Dataset excerpts:
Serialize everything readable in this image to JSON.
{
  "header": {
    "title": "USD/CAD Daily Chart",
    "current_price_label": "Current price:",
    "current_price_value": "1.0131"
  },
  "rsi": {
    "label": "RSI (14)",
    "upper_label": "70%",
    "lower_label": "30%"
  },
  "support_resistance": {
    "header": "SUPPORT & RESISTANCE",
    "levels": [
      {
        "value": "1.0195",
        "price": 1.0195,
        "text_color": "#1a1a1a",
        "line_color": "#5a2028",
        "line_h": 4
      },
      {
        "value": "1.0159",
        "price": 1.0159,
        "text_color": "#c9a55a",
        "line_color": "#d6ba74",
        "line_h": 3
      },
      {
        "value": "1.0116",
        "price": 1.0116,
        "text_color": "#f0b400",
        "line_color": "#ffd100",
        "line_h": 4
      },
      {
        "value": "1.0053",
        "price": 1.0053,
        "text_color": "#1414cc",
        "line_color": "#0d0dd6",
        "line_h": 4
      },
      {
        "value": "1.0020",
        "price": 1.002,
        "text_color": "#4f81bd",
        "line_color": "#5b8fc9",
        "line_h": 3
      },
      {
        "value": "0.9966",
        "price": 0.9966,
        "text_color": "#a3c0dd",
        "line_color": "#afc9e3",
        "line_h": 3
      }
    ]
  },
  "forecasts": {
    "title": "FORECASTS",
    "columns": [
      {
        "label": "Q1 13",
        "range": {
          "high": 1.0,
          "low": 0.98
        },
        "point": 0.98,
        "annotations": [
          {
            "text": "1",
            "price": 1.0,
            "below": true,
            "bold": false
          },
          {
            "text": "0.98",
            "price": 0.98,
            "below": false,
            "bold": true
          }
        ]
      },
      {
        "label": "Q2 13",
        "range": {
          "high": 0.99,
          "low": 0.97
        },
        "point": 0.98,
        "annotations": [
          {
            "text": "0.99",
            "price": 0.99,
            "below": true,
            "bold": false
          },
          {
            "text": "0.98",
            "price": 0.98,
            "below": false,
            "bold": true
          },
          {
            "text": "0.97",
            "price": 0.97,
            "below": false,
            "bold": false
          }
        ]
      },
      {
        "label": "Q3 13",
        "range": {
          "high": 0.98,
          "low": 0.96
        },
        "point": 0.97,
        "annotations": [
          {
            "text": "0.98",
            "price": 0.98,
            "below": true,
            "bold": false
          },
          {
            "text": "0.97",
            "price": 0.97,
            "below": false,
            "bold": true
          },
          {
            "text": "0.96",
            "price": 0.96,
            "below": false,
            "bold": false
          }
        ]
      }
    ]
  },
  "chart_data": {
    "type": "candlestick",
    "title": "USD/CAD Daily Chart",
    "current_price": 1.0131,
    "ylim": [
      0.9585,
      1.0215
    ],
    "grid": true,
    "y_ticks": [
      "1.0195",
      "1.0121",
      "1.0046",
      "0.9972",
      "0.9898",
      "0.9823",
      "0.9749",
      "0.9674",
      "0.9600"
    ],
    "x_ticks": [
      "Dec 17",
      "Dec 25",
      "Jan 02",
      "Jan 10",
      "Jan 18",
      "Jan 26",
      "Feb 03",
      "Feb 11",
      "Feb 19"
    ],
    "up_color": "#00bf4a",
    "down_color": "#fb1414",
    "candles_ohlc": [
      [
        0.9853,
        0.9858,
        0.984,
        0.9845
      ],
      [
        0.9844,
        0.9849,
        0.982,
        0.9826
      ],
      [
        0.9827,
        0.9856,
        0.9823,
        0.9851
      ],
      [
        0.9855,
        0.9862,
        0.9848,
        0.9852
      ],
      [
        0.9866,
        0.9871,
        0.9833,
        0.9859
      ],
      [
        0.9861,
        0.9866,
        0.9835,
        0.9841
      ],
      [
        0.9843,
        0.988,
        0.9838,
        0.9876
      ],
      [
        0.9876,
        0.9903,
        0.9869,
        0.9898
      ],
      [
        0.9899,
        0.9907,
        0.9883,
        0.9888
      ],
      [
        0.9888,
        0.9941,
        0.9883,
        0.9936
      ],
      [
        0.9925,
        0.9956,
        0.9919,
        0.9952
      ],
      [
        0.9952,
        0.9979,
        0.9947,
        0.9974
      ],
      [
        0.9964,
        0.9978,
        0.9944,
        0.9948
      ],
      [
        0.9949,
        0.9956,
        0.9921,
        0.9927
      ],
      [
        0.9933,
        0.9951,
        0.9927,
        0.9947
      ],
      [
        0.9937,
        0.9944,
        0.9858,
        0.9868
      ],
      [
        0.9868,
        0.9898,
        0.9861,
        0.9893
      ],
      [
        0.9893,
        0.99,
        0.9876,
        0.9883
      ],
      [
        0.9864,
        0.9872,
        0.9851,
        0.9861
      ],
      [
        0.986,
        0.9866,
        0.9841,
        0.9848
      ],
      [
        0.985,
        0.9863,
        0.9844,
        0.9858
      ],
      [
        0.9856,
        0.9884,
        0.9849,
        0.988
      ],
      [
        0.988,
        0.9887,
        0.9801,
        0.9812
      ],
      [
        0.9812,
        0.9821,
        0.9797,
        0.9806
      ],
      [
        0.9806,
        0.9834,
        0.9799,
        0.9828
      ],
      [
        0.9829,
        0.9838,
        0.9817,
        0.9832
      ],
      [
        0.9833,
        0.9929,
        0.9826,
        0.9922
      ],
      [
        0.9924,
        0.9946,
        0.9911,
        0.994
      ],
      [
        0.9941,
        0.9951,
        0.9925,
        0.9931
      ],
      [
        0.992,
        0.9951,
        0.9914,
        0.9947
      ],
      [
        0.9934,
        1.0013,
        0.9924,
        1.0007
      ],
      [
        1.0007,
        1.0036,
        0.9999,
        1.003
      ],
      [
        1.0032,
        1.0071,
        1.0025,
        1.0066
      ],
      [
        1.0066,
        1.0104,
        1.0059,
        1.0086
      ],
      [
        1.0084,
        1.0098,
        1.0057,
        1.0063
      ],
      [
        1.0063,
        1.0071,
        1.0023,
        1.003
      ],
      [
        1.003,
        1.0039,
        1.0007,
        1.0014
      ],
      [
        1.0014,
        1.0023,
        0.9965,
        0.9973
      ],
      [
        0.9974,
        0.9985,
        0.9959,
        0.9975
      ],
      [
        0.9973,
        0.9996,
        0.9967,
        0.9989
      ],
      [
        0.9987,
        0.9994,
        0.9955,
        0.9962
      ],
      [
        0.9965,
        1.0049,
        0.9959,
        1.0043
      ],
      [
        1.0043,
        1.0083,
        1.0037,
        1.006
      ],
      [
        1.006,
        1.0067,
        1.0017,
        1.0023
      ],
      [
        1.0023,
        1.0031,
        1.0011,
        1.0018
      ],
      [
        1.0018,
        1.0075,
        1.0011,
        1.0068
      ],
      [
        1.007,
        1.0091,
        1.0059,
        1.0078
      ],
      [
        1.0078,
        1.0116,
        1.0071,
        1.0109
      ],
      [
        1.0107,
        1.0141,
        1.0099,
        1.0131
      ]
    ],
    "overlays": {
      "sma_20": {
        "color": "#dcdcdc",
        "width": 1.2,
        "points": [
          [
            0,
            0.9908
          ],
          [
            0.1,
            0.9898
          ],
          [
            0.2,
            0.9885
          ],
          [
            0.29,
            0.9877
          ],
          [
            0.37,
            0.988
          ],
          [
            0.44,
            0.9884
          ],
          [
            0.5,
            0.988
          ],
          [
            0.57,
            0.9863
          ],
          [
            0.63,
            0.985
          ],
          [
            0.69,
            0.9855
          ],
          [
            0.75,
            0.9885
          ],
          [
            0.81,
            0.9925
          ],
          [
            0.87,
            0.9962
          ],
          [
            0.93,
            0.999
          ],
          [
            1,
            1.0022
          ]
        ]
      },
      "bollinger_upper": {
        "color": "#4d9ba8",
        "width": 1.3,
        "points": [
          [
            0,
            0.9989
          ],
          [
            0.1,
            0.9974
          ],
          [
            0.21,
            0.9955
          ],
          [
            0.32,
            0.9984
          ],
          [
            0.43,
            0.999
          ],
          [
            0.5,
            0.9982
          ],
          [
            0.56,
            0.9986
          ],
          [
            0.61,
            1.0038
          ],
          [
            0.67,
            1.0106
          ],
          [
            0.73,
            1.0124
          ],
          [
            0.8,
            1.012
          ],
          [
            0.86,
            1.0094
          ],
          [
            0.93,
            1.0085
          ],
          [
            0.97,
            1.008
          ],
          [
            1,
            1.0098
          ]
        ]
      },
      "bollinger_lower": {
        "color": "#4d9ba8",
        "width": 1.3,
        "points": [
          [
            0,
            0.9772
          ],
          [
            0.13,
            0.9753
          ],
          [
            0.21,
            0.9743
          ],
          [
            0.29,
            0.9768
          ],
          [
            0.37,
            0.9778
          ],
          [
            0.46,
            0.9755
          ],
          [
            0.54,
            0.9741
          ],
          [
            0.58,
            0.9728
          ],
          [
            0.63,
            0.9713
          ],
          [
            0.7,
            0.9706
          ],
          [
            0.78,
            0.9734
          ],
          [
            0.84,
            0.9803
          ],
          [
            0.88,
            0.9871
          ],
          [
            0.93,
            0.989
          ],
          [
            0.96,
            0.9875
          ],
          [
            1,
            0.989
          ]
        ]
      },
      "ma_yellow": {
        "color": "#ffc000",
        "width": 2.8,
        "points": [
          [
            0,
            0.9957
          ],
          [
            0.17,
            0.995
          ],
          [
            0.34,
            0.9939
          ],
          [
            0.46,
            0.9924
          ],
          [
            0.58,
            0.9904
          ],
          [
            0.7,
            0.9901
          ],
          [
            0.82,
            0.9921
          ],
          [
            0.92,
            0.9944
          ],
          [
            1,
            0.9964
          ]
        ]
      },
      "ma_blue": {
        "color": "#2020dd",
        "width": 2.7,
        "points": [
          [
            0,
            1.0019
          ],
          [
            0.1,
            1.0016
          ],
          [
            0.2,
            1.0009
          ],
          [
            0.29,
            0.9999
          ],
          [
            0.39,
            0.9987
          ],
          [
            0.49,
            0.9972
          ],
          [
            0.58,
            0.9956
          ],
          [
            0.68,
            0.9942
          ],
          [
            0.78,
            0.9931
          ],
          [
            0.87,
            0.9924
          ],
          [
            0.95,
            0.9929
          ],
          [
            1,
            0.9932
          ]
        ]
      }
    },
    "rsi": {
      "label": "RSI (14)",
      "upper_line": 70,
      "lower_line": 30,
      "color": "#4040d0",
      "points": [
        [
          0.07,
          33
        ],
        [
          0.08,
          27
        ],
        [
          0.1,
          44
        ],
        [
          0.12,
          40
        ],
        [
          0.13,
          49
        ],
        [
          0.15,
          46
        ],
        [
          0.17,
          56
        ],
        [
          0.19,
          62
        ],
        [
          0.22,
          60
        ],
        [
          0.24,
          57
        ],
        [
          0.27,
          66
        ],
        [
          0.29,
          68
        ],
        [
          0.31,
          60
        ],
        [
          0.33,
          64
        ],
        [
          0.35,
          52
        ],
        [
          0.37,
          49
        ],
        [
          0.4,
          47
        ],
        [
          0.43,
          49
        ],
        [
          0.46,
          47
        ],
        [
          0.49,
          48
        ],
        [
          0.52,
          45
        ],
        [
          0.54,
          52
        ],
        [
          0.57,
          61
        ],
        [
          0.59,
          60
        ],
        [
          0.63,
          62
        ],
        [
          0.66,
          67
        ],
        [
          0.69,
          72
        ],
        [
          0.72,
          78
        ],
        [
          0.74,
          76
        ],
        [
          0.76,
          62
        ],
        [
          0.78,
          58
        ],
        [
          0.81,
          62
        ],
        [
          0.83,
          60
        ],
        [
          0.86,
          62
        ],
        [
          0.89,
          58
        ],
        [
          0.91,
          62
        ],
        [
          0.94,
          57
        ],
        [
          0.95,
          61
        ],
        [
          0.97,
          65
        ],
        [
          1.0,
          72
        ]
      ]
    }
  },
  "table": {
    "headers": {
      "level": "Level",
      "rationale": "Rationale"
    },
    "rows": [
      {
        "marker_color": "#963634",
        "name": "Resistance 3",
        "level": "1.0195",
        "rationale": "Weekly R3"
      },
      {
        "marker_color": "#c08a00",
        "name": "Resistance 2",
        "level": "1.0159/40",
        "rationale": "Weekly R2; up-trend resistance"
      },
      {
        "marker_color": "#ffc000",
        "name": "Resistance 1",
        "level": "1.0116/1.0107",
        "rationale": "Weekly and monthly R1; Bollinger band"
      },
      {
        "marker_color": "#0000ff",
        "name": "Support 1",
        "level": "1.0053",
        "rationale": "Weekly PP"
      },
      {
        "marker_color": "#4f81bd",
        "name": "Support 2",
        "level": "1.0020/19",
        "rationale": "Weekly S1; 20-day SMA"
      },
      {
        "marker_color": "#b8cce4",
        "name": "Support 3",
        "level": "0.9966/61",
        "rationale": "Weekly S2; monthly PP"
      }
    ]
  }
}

What to do: Reply with nothing except the number of lines in the listing above that include "name".

Expected output: 6